--- BEGIN Supplied material ---

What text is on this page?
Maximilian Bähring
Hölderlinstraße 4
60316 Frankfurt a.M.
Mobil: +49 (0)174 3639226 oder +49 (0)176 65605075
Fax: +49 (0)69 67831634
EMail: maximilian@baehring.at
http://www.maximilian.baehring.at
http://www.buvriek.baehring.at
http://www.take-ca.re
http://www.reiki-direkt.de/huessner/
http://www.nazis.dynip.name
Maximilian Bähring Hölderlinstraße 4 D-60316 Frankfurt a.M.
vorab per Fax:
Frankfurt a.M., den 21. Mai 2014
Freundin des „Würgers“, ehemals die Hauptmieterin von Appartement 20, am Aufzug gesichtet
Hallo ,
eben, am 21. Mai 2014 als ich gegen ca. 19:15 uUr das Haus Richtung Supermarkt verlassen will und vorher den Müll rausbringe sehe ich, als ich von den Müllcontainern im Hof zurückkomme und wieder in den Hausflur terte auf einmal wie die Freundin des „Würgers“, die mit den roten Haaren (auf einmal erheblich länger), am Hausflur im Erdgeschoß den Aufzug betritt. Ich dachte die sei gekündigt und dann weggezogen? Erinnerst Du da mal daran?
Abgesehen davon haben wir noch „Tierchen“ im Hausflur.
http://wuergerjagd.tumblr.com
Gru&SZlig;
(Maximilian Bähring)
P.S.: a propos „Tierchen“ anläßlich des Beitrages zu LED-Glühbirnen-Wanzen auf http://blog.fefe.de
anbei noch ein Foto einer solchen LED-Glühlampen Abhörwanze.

--- END Supplied material ---
--- BEGIN Supplied material ---

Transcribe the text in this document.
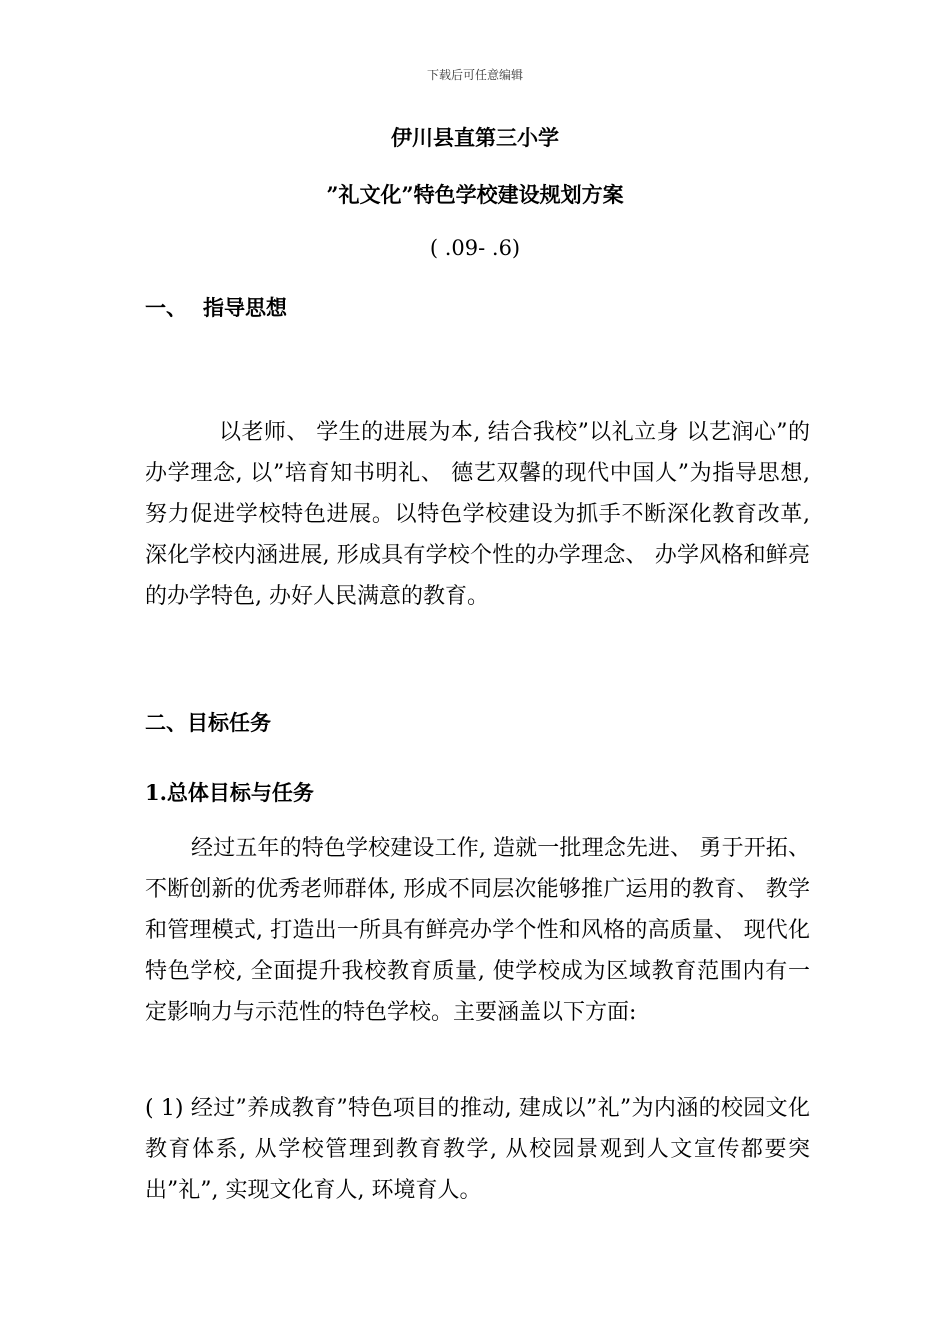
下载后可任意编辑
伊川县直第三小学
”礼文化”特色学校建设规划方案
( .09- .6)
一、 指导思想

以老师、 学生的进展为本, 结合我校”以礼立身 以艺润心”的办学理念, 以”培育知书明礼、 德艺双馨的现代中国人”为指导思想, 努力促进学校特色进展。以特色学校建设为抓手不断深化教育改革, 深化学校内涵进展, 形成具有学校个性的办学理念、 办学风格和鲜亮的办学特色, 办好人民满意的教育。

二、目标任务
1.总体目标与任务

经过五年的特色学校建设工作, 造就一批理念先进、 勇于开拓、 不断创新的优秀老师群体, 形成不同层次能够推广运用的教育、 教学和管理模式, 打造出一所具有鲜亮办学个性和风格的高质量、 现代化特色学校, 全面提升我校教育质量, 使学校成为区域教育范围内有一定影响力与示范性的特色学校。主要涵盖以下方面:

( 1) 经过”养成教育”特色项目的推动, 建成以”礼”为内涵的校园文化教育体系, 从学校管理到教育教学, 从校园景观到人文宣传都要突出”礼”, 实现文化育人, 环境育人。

--- END Supplied material ---

### [Directive]
Copy every line of the material in which the word "Frankfurt" occurs.

### [Exercise output]
60316 Frankfurt a.M.
Maximilian Bähring Hölderlinstraße 4 D-60316 Frankfurt a.M.
Frankfurt a.M., den 21. Mai 2014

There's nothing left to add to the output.